SECURITIES AND EXCHANGE COMMISSION

Washington, D.C. 20549

 

FORM 8-K

 

CURRENT REPORT

Pursuant to Section 13 OR 15(d) of The Securities Exchange Act of 1934

 

Date of Report (Date of earliest event reported) July 17, 2023

 

 

 

AERWINS Technologies Inc.

(Exact name of registrant as specified in its charter)

 

Delaware   001-40734   86-2049355
(State or other jurisdiction   (Commission   (IRS Employer
of incorporation)   File Number)   Identification No.)

 

Shiba Koen Annex 6 f, Shiba Koen 3-chome, Minato-ku,

Tokyo Japan

  105-0011
(Address of principal executive offices)   (Zip Code)

 

Registrant’s telephone number, including area code +813-6409-6761

 

 

 

(Former name or former address, if changed since last report.)

 

Check the appropriate box below if the Form 8-K filing is intended to simultaneously satisfy the filing obligation of the registrant under any of the following provisions (see General Instruction A.2. below):

 

Written communications pursuant to Rule 425 under the Securities Act (17 CFR 230.425)
   
Soliciting material pursuant to Rule 14a-12 under the Exchange Act (17 CFR 240.14a-12)
   
Pre-commencement communications pursuant to Rule 14d-2(b) under the Exchange Act (17 CFR 240.14d-2(b))
   
Pre-commencement communications pursuant to Rule 13e-4(c) under the Exchange Act (17 CFR 240.13e-4(c))

 

Securities registered pursuant to Section 12(b) of the Act:

 

Title of each class   Trading Symbol(s)   Name of each exchange on which registered
N/A   N/A   N/A

 

Indicate by check mark whether the registrant is an emerging growth company as defined in Rule 405 of the Securities Act of 1933 (§230.405 of this chapter) or Rule 12b-2 of the Securities Exchange Act of 1934 (§240.12b-2 of this chapter).

 

Emerging growth company

 

If an emerging growth company, indicate by check mark if the registrant has elected not to use the extended transition period for complying with any new or revised financial accounting standards provided pursuant to Section 13(a) of the Exchange Act.

 

 

 

 

 

 

Item 5.02. Departure of Directors or Certain Officers; Election of Directors; Appointment of Certain Officers; Compensatory Arrangements of Certain Officers.

 

Appointment of Executive Chairman and President.

 

On July 18, 2023, the Board of Directors (the “Board”) of AERWINS Technologies Inc. (the “Company”) appointed Mr. Kiran Sidhu as Executive Chairman and President of the Company. On the same date, Mr. Sidhu simultaneously resigned from his position as Chairman of the Board, in which he has served in since May 15, 2023.

*MATERIAL SHOWN*
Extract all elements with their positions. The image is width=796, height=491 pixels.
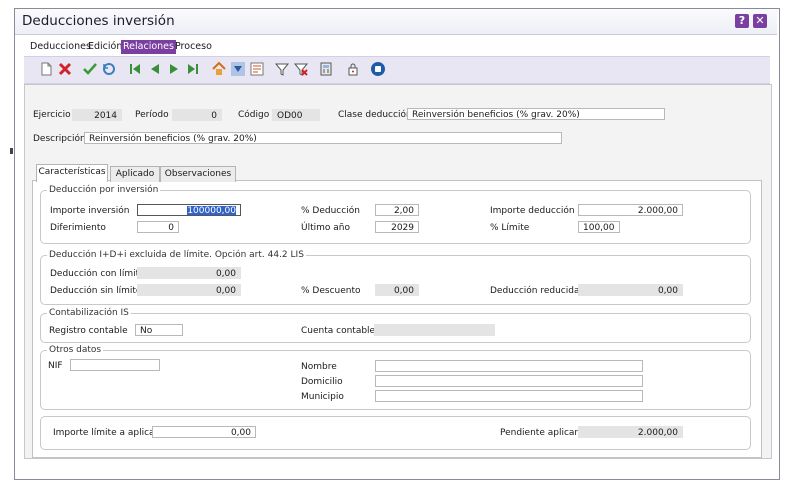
- pendiente-aplicar-label: Pendiente aplicar: [500, 428, 579, 438]
- group-excluida-limite-title: Deducción I+D+i excluida de límite. Opci…: [47, 250, 306, 261]
- nombre-input[interactable]: [375, 360, 643, 372]
- filter-icon[interactable]: [274, 61, 290, 77]
- codigo-label: Código: [238, 110, 270, 120]
- cuenta-contable-field: [374, 324, 495, 336]
- home-icon[interactable]: [211, 61, 227, 77]
- menu-edicion[interactable]: Edición: [86, 40, 124, 54]
- importe-deduccion-label: Importe deducción: [490, 206, 575, 216]
- pct-limite-label: % Límite: [490, 223, 530, 233]
- nif-label: NIF: [48, 361, 63, 371]
- window-edge-marker: [10, 148, 13, 154]
- previous-record-icon[interactable]: [147, 61, 163, 77]
- importe-limite-input[interactable]: 0,00: [152, 426, 256, 438]
- importe-deduccion-input[interactable]: 2.000,00: [578, 204, 683, 216]
- deduccion-con-limite-field: 0,00: [137, 267, 241, 279]
- clear-filter-icon[interactable]: [293, 61, 309, 77]
- menu-relaciones[interactable]: Relaciones: [121, 40, 176, 54]
- ejercicio-field[interactable]: 2014: [72, 109, 122, 121]
- diferimiento-label: Diferimiento: [50, 223, 106, 233]
- ejercicio-label: Ejercicio: [33, 110, 71, 120]
- municipio-label: Municipio: [301, 392, 344, 402]
- window-title: Deducciones inversión: [22, 13, 175, 29]
- descripcion-label: Descripción: [33, 134, 86, 144]
- pct-descuento-field: 0,00: [375, 284, 419, 296]
- registro-contable-label: Registro contable: [49, 326, 128, 336]
- clase-deduccion-label: Clase deducción: [338, 110, 412, 120]
- clase-deduccion-field[interactable]: Reinversión beneficios (% grav. 20%): [407, 108, 665, 120]
- menu-deducciones[interactable]: Deducciones: [28, 40, 93, 54]
- new-document-icon[interactable]: [38, 61, 54, 77]
- deduccion-sin-limite-label: Deducción sin límite: [50, 286, 142, 296]
- deduccion-reducida-field: 0,00: [578, 284, 683, 296]
- nombre-label: Nombre: [301, 362, 337, 372]
- codigo-field[interactable]: OD00: [272, 109, 320, 121]
- deduccion-con-limite-label: Deducción con límite: [50, 269, 145, 279]
- group-deduccion-inversion-title: Deducción por inversión: [47, 185, 161, 196]
- tab-caracteristicas[interactable]: Características: [36, 164, 108, 182]
- pct-deduccion-input[interactable]: 2,00: [375, 204, 419, 216]
- close-button[interactable]: ✕: [753, 14, 767, 28]
- group-deduccion-inversion: [40, 190, 751, 244]
- help-button[interactable]: ?: [735, 14, 749, 28]
- menu-proceso[interactable]: Proceso: [173, 40, 214, 54]
- delete-icon[interactable]: [57, 61, 73, 77]
- filter-down-icon[interactable]: [230, 61, 246, 77]
- ultimo-anio-input[interactable]: 2029: [375, 221, 419, 233]
- nif-input[interactable]: [70, 359, 160, 371]
- calculator-icon[interactable]: [318, 61, 334, 77]
- undo-icon[interactable]: [101, 61, 117, 77]
- importe-inversion-value: 100000,00: [187, 206, 236, 216]
- municipio-input[interactable]: [375, 390, 643, 402]
- domicilio-input[interactable]: [375, 375, 643, 387]
- deduccion-reducida-label: Deducción reducida: [490, 286, 580, 296]
- descripcion-field[interactable]: Reinversión beneficios (% grav. 20%): [84, 132, 562, 144]
- first-record-icon[interactable]: [127, 61, 143, 77]
- importe-inversion-input[interactable]: 100000,00: [137, 204, 241, 216]
- periodo-field[interactable]: 0: [172, 109, 222, 121]
- diferimiento-input[interactable]: 0: [137, 221, 179, 233]
- importe-inversion-label: Importe inversión: [50, 206, 130, 216]
- pct-deduccion-label: % Deducción: [301, 206, 360, 216]
- cuenta-contable-label: Cuenta contable: [301, 326, 376, 336]
- group-excluida-limite: [40, 255, 751, 305]
- domicilio-label: Domicilio: [301, 377, 343, 387]
- info-icon[interactable]: [370, 61, 386, 77]
- deduccion-sin-limite-field: 0,00: [137, 284, 241, 296]
- registro-contable-field[interactable]: No: [135, 324, 183, 336]
- lock-icon[interactable]: [345, 61, 361, 77]
- pendiente-aplicar-field: 2.000,00: [578, 426, 683, 438]
- tab-observaciones[interactable]: Observaciones: [160, 166, 236, 182]
- ultimo-anio-label: Último año: [301, 223, 350, 233]
- group-contabilizacion-title: Contabilización IS: [47, 308, 131, 319]
- pct-limite-input[interactable]: 100,00: [578, 221, 620, 233]
- last-record-icon[interactable]: [185, 61, 201, 77]
- tab-aplicado[interactable]: Aplicado: [110, 166, 160, 182]
- next-record-icon[interactable]: [166, 61, 182, 77]
- importe-limite-label: Importe límite a aplicar: [53, 428, 159, 438]
- confirm-check-icon[interactable]: [82, 61, 98, 77]
- group-otros-datos-title: Otros datos: [47, 345, 104, 356]
- periodo-label: Período: [135, 110, 169, 120]
- pct-descuento-label: % Descuento: [301, 286, 361, 296]
- properties-icon[interactable]: [249, 61, 265, 77]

*SET TASKS*
1. Transcribe the section of the filing that begins with the words containing "(Former name or" and ends with "(17 CFR 230.425)".
2. Show each line in the records that includes the string "descripcion".
The filing and the records have no connection to each other.

*SOLUTIONS TO EACH TASK*
1.
(Former name or former address, if changed since last report.)

 

Check the appropriate box below if the Form 8-K filing is intended to simultaneously satisfy the filing obligation of the registrant under any of the following provisions (see General Instruction A.2. below):

 

Written communications pursuant to Rule 425 under the Securities Act (17 CFR 230.425)

2.
- descripcion-label: Descripción: [33, 134, 86, 144]
- descripcion-field[interactable]: Reinversión beneficios (% grav. 20%): [84, 132, 562, 144]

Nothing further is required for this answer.